What needs to be done
Every line must be returned precisely as it is written.

Records for this task
====================
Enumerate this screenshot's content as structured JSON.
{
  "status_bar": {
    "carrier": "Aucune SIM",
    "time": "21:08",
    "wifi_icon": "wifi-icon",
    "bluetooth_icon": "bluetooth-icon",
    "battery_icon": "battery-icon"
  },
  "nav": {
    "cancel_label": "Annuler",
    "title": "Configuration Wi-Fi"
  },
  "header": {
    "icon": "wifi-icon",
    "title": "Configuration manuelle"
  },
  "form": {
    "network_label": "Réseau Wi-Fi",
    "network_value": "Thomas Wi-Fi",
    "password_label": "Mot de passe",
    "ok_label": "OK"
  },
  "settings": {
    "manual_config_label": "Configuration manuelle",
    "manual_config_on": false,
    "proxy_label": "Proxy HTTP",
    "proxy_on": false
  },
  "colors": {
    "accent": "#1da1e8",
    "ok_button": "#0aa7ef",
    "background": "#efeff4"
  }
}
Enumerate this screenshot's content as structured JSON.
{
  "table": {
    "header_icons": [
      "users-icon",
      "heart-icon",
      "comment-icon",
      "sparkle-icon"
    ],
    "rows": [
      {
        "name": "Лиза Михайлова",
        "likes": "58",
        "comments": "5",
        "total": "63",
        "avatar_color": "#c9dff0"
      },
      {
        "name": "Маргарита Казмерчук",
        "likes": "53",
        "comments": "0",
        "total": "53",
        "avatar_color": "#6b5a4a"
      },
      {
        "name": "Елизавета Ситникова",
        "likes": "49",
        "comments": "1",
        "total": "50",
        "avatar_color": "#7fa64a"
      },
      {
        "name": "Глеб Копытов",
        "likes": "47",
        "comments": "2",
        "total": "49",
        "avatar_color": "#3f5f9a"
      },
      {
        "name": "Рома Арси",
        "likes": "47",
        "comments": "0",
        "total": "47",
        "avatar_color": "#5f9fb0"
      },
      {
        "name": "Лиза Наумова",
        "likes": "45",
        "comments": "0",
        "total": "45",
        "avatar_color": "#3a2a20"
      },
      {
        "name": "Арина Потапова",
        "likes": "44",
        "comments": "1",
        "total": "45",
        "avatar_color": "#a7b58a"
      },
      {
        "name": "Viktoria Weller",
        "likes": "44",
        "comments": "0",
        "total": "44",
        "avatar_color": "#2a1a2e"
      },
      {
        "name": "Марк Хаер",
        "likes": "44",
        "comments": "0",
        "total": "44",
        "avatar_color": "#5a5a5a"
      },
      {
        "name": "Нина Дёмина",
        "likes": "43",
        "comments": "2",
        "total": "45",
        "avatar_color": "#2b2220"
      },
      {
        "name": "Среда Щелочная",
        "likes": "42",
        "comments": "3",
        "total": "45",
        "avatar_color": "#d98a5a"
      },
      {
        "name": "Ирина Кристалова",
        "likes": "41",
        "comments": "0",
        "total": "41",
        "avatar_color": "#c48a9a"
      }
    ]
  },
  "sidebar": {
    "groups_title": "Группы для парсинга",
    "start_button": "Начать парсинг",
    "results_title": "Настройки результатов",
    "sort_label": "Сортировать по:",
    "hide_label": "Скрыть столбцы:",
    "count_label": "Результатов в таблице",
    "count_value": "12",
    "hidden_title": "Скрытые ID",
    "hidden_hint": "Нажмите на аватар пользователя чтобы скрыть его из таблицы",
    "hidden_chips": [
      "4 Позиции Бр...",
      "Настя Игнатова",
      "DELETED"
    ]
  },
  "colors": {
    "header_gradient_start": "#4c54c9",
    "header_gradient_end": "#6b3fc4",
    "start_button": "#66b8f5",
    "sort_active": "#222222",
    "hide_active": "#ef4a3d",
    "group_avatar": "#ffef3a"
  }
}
====================
Solution to the problem
Enumerate this screenshot's content as structured JSON.
{
  "status_bar": {
    "carrier": "Aucune SIM",
    "time": "21:08",
    "wifi_icon": "wifi-icon",
    "bluetooth_icon": "bluetooth-icon",
    "battery_icon": "battery-icon"
  },
  "nav": {
    "cancel_label": "Annuler",
    "title": "Configuration Wi-Fi"
  },
  "header": {
    "icon": "wifi-icon",
    "title": "Configuration manuelle"
  },
  "form": {
    "network_label": "Réseau Wi-Fi",
    "network_value": "Thomas Wi-Fi",
    "password_label": "Mot de passe",
    "ok_label": "OK"
  },
  "settings": {
    "manual_config_label": "Configuration manuelle",
    "manual_config_on": false,
    "proxy_label": "Proxy HTTP",
    "proxy_on": false
  },
  "colors": {
    "accent": "#1da1e8",
    "ok_button": "#0aa7ef",
    "background": "#efeff4"
  }
}
Enumerate this screenshot's content as structured JSON.
{
  "table": {
    "header_icons": [
      "users-icon",
      "heart-icon",
      "comment-icon",
      "sparkle-icon"
    ],
    "rows": [
      {
        "name": "Лиза Михайлова",
        "likes": "58",
        "comments": "5",
        "total": "63",
        "avatar_color": "#c9dff0"
      },
      {
        "name": "Маргарита Казмерчук",
        "likes": "53",
        "comments": "0",
        "total": "53",
        "avatar_color": "#6b5a4a"
      },
      {
        "name": "Елизавета Ситникова",
        "likes": "49",
        "comments": "1",
        "total": "50",
        "avatar_color": "#7fa64a"
      },
      {
        "name": "Глеб Копытов",
        "likes": "47",
        "comments": "2",
        "total": "49",
        "avatar_color": "#3f5f9a"
      },
      {
        "name": "Рома Арси",
        "likes": "47",
        "comments": "0",
        "total": "47",
        "avatar_color": "#5f9fb0"
      },
      {
        "name": "Лиза Наумова",
        "likes": "45",
        "comments": "0",
        "total": "45",
        "avatar_color": "#3a2a20"
      },
      {
        "name": "Арина Потапова",
        "likes": "44",
        "comments": "1",
        "total": "45",
        "avatar_color": "#a7b58a"
      },
      {
        "name": "Viktoria Weller",
        "likes": "44",
        "comments": "0",
        "total": "44",
        "avatar_color": "#2a1a2e"
      },
      {
        "name": "Марк Хаер",
        "likes": "44",
        "comments": "0",
        "total": "44",
        "avatar_color": "#5a5a5a"
      },
      {
        "name": "Нина Дёмина",
        "likes": "43",
        "comments": "2",
        "total": "45",
        "avatar_color": "#2b2220"
      },
      {
        "name": "Среда Щелочная",
        "likes": "42",
        "comments": "3",
        "total": "45",
        "avatar_color": "#d98a5a"
      },
      {
        "name": "Ирина Кристалова",
        "likes": "41",
        "comments": "0",
        "total": "41",
        "avatar_color": "#c48a9a"
      }
    ]
  },
  "sidebar": {
    "groups_title": "Группы для парсинга",
    "start_button": "Начать парсинг",
    "results_title": "Настройки результатов",
    "sort_label": "Сортировать по:",
    "hide_label": "Скрыть столбцы:",
    "count_label": "Результатов в таблице",
    "count_value": "12",
    "hidden_title": "Скрытые ID",
    "hidden_hint": "Нажмите на аватар пользователя чтобы скрыть его из таблицы",
    "hidden_chips": [
      "4 Позиции Бр...",
      "Настя Игнатова",
      "DELETED"
    ]
  },
  "colors": {
    "header_gradient_start": "#4c54c9",
    "header_gradient_end": "#6b3fc4",
    "start_button": "#66b8f5",
    "sort_active": "#222222",
    "hide_active": "#ef4a3d",
    "group_avatar": "#ffef3a"
  }
}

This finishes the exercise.